▸ **DIRECTION**:
Copy out the data exactly, leaving the pictures behind.

▸ **DATA SUPPLIED**:
┄┄┄┄┄┄┄┄┄┄

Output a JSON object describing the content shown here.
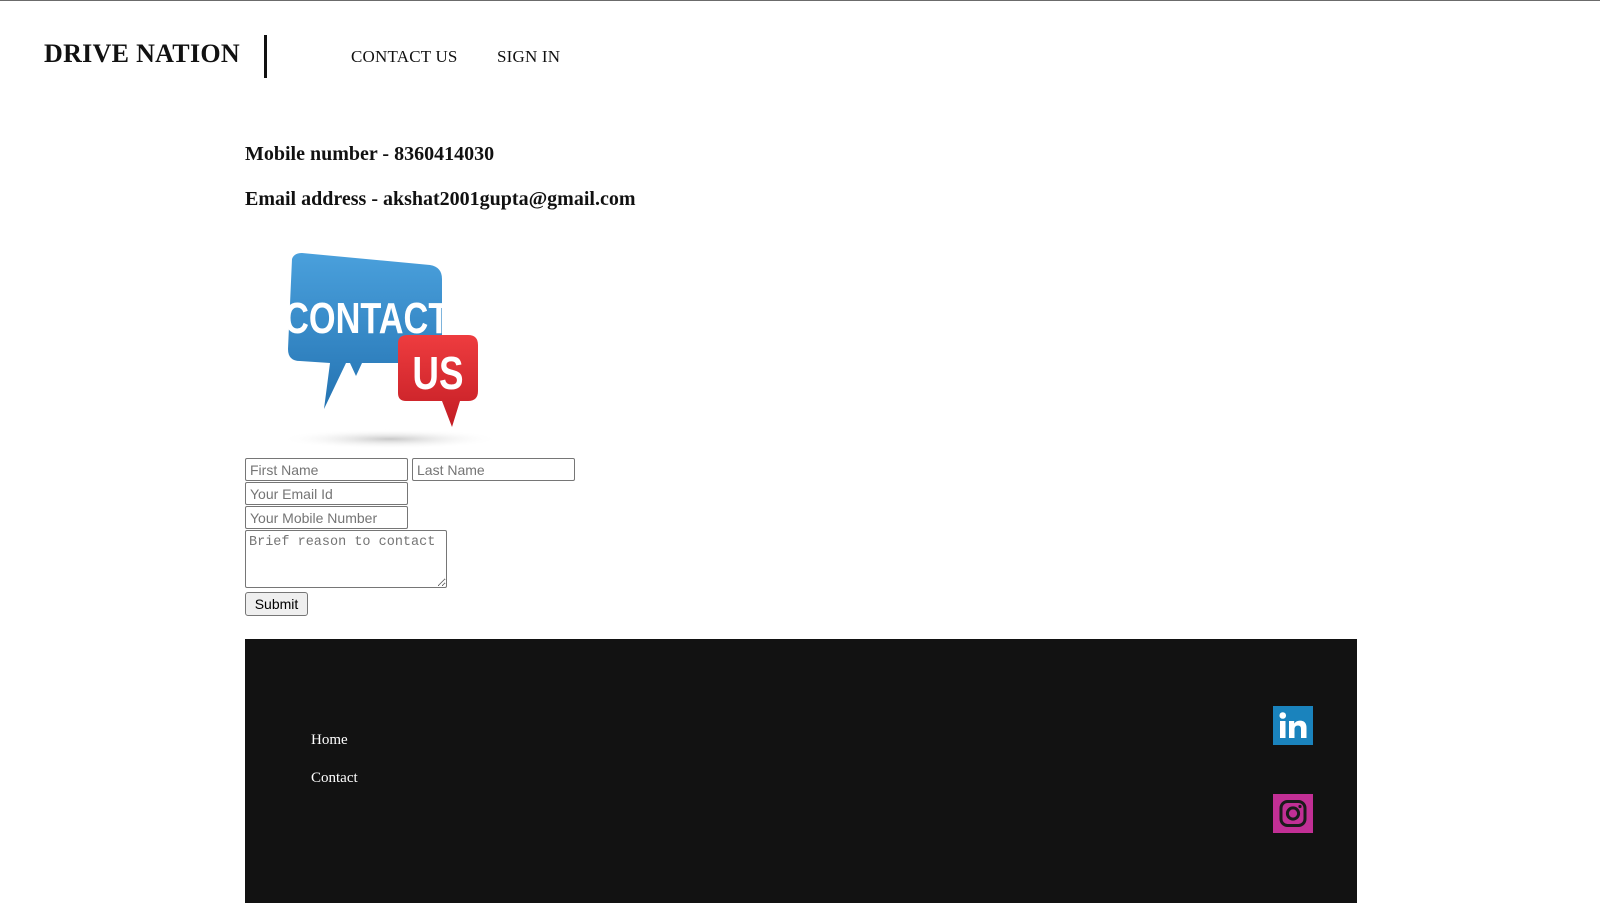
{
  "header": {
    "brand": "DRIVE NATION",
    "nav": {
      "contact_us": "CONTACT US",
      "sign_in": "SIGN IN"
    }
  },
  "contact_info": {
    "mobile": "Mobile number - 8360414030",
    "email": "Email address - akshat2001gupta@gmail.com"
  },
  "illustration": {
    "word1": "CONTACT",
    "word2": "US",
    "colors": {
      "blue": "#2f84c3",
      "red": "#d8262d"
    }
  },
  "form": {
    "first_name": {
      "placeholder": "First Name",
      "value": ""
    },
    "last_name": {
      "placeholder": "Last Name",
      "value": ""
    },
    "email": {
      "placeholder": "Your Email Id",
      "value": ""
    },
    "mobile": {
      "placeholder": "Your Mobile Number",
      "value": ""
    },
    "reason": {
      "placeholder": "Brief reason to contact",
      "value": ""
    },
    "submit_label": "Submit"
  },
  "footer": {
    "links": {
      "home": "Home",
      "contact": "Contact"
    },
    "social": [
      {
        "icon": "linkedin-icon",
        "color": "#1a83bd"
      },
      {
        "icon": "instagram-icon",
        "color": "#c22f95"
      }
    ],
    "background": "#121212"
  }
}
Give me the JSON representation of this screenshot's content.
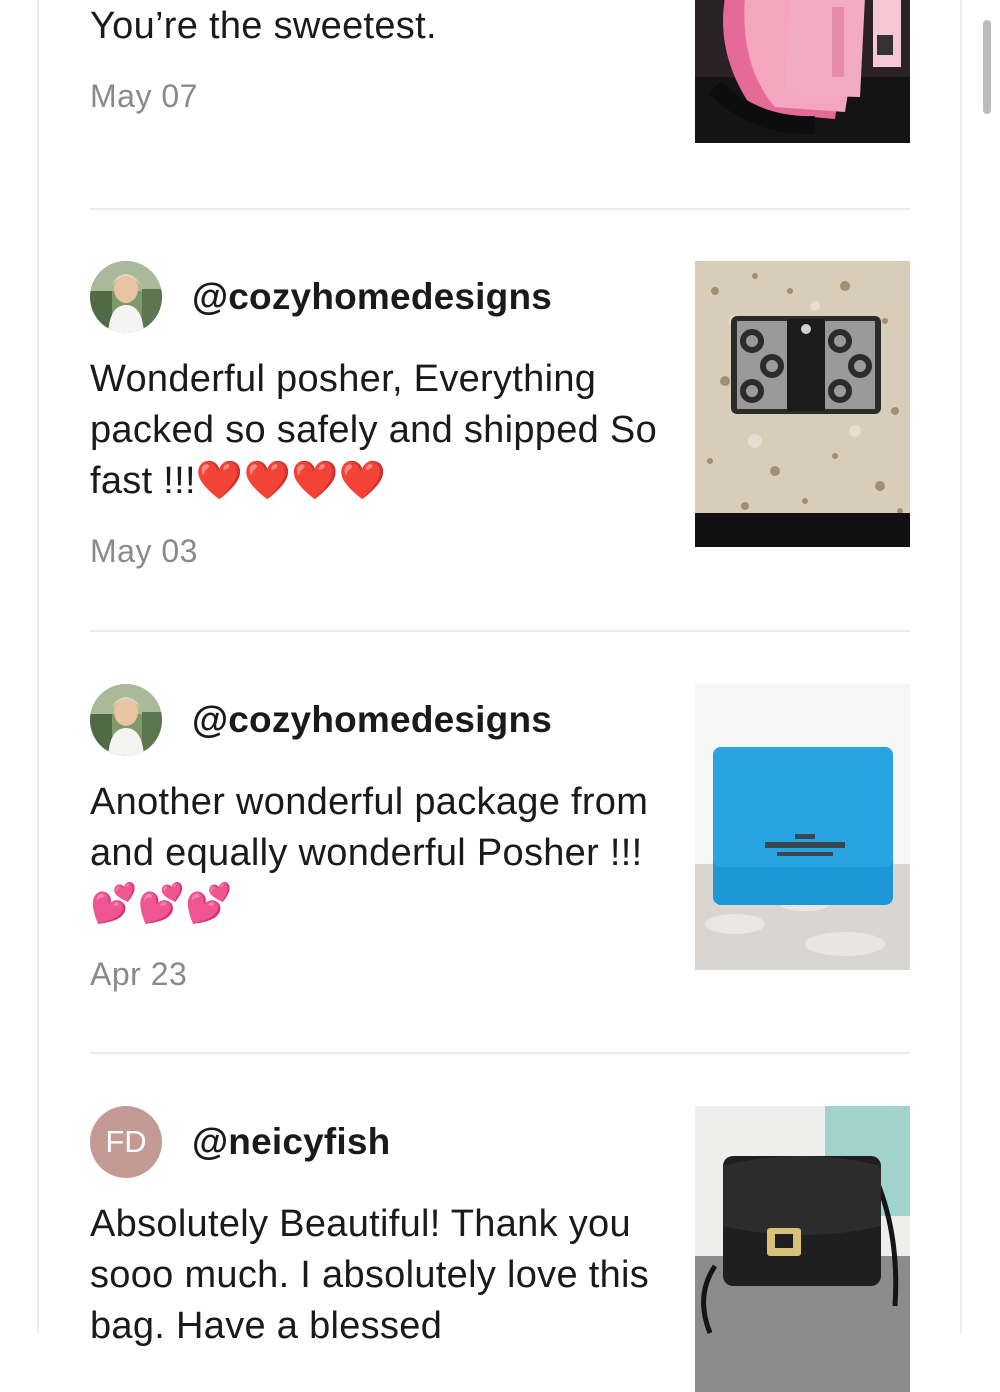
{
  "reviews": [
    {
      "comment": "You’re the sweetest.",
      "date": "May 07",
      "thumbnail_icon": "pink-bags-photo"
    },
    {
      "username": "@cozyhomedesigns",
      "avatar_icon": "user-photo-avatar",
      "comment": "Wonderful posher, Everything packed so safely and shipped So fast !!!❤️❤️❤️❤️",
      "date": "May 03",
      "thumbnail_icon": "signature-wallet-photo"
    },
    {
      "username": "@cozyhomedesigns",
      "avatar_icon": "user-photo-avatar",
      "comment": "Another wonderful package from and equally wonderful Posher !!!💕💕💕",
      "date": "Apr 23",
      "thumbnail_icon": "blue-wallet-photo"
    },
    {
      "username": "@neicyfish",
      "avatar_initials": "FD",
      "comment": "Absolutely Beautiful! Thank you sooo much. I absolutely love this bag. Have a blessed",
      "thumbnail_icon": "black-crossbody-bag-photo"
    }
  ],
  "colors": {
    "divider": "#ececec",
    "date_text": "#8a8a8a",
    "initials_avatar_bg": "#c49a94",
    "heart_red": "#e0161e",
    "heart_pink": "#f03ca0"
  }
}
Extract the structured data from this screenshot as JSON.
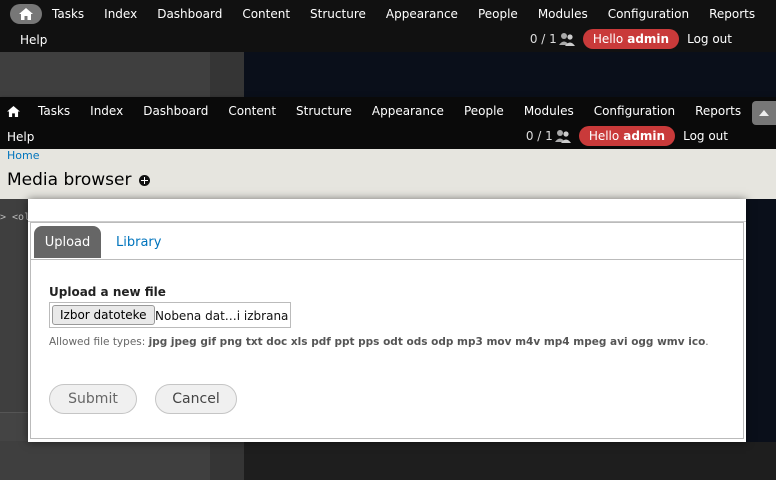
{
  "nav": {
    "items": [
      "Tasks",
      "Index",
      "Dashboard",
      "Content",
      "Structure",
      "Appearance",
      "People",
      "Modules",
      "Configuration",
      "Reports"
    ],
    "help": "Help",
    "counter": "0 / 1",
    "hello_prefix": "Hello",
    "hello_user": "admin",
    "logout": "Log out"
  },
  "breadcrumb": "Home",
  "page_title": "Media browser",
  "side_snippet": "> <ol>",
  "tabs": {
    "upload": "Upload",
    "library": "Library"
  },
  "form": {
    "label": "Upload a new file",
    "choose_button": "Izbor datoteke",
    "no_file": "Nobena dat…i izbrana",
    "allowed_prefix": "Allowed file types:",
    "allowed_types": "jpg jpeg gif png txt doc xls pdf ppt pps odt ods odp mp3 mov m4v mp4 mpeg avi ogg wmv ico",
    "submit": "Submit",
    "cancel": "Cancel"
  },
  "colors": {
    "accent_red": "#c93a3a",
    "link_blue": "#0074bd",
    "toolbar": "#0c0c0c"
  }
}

┄┄┄┄┄┄┄┄┄┄

▸ **ANSWER IN FULL**:
Output a JSON object describing the content shown here.
{
  "header": {
    "brand": "DRIVE NATION",
    "nav": {
      "contact_us": "CONTACT US",
      "sign_in": "SIGN IN"
    }
  },
  "contact_info": {
    "mobile": "Mobile number - 8360414030",
    "email": "Email address - akshat2001gupta@gmail.com"
  },
  "illustration": {
    "word1": "CONTACT",
    "word2": "US",
    "colors": {
      "blue": "#2f84c3",
      "red": "#d8262d"
    }
  },
  "form": {
    "first_name": {
      "placeholder": "First Name",
      "value": ""
    },
    "last_name": {
      "placeholder": "Last Name",
      "value": ""
    },
    "email": {
      "placeholder": "Your Email Id",
      "value": ""
    },
    "mobile": {
      "placeholder": "Your Mobile Number",
      "value": ""
    },
    "reason": {
      "placeholder": "Brief reason to contact",
      "value": ""
    },
    "submit_label": "Submit"
  },
  "footer": {
    "links": {
      "home": "Home",
      "contact": "Contact"
    },
    "social": [
      {
        "icon": "linkedin-icon",
        "color": "#1a83bd"
      },
      {
        "icon": "instagram-icon",
        "color": "#c22f95"
      }
    ],
    "background": "#121212"
  }
}
Give me the JSON representation of this screenshot's content.
{
  "reviews": [
    {
      "comment": "You’re the sweetest.",
      "date": "May 07",
      "thumbnail_icon": "pink-bags-photo"
    },
    {
      "username": "@cozyhomedesigns",
      "avatar_icon": "user-photo-avatar",
      "comment": "Wonderful posher, Everything packed so safely and shipped So fast !!!❤️❤️❤️❤️",
      "date": "May 03",
      "thumbnail_icon": "signature-wallet-photo"
    },
    {
      "username": "@cozyhomedesigns",
      "avatar_icon": "user-photo-avatar",
      "comment": "Another wonderful package from and equally wonderful Posher !!!💕💕💕",
      "date": "Apr 23",
      "thumbnail_icon": "blue-wallet-photo"
    },
    {
      "username": "@neicyfish",
      "avatar_initials": "FD",
      "comment": "Absolutely Beautiful! Thank you sooo much. I absolutely love this bag. Have a blessed",
      "thumbnail_icon": "black-crossbody-bag-photo"
    }
  ],
  "colors": {
    "divider": "#ececec",
    "date_text": "#8a8a8a",
    "initials_avatar_bg": "#c49a94",
    "heart_red": "#e0161e",
    "heart_pink": "#f03ca0"
  }
}
Extract the structured data from this screenshot as JSON.
{
  "nav": {
    "items": [
      "Tasks",
      "Index",
      "Dashboard",
      "Content",
      "Structure",
      "Appearance",
      "People",
      "Modules",
      "Configuration",
      "Reports"
    ],
    "help": "Help",
    "counter": "0 / 1",
    "hello_prefix": "Hello",
    "hello_user": "admin",
    "logout": "Log out"
  },
  "breadcrumb": "Home",
  "page_title": "Media browser",
  "side_snippet": "> <ol>",
  "tabs": {
    "upload": "Upload",
    "library": "Library"
  },
  "form": {
    "label": "Upload a new file",
    "choose_button": "Izbor datoteke",
    "no_file": "Nobena dat…i izbrana",
    "allowed_prefix": "Allowed file types:",
    "allowed_types": "jpg jpeg gif png txt doc xls pdf ppt pps odt ods odp mp3 mov m4v mp4 mpeg avi ogg wmv ico",
    "submit": "Submit",
    "cancel": "Cancel"
  },
  "colors": {
    "accent_red": "#c93a3a",
    "link_blue": "#0074bd",
    "toolbar": "#0c0c0c"
  }
}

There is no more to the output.